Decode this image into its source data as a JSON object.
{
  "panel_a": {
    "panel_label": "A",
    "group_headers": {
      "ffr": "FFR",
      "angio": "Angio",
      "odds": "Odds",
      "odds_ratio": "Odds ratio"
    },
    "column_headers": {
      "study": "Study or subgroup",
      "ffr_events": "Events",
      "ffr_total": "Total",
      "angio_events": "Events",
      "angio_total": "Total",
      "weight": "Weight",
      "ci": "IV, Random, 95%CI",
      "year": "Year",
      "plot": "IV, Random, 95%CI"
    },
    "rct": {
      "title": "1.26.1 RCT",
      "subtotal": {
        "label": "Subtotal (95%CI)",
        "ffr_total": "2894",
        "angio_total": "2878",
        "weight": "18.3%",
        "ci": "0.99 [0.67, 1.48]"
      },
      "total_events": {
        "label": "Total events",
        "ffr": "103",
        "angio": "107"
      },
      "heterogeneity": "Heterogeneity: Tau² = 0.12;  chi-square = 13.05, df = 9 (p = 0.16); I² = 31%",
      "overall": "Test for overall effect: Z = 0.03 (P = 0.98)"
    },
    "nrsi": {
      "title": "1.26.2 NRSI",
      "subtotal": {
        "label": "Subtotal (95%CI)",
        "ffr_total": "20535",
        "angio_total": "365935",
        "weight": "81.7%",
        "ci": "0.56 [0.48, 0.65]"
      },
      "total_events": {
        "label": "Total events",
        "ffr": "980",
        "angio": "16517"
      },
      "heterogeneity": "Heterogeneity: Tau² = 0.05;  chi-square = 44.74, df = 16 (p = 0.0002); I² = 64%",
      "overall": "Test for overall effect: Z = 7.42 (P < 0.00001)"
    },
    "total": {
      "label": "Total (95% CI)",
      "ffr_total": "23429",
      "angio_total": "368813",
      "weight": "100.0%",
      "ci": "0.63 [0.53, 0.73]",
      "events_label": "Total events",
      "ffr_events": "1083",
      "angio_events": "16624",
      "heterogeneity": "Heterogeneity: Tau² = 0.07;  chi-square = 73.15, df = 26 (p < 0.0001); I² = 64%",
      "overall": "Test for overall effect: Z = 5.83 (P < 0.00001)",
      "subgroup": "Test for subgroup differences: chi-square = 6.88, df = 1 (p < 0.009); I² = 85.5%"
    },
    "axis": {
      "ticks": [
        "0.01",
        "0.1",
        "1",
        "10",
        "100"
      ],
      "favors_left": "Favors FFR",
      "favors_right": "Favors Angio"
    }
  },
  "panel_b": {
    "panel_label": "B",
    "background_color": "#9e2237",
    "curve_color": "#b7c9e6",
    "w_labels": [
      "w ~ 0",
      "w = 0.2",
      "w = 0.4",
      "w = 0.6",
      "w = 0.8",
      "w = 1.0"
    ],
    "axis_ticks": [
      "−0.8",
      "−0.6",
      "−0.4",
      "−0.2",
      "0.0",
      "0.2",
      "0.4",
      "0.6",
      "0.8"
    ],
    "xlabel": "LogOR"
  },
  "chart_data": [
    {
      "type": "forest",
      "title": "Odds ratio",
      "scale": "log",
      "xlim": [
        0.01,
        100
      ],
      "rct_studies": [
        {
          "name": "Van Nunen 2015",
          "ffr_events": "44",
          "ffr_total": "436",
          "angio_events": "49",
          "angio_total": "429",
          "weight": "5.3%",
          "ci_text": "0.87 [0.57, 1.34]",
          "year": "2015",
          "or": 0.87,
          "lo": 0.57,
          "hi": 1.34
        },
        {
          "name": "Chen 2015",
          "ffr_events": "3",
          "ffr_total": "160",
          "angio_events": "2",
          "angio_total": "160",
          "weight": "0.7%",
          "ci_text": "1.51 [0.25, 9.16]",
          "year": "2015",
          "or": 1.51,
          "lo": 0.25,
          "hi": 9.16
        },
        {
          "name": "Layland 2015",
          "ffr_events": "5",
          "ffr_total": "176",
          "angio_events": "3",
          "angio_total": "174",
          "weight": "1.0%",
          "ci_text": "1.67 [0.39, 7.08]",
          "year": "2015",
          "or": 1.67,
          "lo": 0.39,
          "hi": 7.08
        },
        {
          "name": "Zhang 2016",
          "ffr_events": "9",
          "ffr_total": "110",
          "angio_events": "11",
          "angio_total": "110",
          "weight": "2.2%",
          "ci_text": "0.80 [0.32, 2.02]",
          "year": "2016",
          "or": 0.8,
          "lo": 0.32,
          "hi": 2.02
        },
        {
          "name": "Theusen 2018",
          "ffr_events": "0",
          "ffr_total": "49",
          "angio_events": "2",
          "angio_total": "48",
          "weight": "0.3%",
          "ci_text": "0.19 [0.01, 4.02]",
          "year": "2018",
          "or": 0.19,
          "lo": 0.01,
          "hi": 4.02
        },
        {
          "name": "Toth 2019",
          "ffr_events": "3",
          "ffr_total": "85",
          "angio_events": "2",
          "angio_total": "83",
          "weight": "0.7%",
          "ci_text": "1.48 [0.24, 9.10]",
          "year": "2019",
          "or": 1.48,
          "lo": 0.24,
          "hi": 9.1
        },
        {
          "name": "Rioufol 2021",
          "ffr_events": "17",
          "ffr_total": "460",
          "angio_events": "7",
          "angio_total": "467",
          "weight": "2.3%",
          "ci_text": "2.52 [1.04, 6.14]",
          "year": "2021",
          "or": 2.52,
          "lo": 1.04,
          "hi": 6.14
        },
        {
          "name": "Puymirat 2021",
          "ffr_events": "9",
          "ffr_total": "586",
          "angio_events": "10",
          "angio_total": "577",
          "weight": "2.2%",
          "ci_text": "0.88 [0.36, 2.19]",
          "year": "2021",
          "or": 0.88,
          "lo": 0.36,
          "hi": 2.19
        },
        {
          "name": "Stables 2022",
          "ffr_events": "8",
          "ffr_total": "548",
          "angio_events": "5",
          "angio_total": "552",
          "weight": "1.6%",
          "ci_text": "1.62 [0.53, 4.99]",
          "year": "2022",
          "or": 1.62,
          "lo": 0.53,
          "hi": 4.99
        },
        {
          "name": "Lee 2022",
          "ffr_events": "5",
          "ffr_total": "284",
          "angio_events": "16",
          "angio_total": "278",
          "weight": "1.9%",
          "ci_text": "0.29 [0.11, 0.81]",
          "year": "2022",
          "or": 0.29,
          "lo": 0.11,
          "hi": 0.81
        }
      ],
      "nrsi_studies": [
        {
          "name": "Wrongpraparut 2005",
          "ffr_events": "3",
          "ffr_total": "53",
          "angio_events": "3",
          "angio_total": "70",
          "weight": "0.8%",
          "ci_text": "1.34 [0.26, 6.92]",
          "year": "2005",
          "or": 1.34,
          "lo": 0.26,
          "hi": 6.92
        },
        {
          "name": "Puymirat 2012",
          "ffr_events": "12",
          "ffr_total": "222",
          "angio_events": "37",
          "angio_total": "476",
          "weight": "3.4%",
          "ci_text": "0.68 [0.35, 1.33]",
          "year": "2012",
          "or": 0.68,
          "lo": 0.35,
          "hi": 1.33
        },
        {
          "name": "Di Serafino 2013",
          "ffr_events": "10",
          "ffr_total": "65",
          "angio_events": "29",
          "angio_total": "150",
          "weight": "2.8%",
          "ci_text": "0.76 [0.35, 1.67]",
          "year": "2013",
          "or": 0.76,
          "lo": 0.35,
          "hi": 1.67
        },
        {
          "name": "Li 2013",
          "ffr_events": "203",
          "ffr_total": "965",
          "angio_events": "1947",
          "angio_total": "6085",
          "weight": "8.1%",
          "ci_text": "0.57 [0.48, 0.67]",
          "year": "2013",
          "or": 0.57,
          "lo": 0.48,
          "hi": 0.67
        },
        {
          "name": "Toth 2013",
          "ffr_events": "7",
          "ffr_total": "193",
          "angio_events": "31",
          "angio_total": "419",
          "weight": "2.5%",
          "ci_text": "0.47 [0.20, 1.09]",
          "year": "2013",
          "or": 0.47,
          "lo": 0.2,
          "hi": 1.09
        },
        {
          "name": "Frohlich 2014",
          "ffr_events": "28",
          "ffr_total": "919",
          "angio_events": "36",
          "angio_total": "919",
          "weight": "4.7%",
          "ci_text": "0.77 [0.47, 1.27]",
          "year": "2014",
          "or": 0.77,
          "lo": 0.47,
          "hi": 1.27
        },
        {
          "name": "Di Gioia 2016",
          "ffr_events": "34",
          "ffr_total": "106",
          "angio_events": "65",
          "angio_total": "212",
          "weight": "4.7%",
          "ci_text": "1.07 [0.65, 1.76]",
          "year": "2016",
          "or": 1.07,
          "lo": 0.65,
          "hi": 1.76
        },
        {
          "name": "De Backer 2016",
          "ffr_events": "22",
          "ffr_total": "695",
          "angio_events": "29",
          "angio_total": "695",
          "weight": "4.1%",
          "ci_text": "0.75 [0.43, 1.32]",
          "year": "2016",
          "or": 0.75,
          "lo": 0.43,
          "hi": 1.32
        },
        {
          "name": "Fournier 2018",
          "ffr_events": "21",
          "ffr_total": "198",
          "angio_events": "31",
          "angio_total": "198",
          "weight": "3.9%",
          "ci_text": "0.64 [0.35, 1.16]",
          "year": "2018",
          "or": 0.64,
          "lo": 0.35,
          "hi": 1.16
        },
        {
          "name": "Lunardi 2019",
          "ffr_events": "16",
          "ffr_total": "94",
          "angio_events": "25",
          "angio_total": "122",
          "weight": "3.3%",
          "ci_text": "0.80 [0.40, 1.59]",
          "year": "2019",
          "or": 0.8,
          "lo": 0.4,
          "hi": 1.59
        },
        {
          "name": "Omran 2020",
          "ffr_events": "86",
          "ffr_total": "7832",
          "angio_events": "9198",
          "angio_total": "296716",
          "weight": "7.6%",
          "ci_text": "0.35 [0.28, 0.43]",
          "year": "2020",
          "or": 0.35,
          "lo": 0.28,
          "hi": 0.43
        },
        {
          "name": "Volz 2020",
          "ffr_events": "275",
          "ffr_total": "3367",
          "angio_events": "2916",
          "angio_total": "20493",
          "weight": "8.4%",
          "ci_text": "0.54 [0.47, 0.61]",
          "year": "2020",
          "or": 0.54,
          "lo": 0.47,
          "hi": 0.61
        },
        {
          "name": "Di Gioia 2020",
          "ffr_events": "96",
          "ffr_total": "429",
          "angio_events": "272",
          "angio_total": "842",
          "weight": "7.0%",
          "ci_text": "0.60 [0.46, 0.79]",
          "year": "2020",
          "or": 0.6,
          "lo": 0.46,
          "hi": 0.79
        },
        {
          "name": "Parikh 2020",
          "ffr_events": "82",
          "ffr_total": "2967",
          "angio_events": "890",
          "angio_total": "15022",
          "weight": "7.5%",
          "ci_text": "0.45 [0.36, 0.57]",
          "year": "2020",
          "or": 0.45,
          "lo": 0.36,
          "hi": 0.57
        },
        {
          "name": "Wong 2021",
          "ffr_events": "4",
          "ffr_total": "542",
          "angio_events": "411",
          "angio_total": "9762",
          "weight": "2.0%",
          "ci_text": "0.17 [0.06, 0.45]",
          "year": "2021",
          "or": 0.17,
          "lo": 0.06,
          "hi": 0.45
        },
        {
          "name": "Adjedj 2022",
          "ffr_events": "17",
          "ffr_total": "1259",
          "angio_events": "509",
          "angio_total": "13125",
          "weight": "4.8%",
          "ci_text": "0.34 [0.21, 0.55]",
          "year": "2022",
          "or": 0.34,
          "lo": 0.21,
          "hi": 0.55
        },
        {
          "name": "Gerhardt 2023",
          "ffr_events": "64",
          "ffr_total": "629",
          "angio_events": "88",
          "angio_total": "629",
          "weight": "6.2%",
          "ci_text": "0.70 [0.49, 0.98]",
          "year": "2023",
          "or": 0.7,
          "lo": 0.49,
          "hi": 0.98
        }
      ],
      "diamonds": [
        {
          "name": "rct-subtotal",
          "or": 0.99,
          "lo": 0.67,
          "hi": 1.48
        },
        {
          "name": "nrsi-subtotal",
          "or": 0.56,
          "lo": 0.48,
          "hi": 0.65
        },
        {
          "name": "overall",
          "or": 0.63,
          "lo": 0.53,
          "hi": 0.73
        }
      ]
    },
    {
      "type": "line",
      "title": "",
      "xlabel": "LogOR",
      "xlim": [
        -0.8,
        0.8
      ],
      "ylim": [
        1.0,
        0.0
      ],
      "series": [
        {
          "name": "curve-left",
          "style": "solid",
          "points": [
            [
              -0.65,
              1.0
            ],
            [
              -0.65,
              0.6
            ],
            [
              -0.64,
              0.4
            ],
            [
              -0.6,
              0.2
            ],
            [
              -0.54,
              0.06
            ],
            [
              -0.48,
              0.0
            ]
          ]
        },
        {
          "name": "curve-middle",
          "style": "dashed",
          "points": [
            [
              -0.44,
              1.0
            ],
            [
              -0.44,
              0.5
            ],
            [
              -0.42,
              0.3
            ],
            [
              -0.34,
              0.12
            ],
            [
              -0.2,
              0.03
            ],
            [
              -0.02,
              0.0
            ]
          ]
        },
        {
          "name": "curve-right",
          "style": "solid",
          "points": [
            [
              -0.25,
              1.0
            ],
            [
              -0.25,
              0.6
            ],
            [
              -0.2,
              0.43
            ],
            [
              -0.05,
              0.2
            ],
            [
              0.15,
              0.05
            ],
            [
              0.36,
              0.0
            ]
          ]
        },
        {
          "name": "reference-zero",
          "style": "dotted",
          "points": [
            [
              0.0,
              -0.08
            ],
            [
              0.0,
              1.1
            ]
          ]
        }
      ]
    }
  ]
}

════════════════

Of the lines in the data, how many hold the string "effect"? State the number, nothing else.

Solution below:
3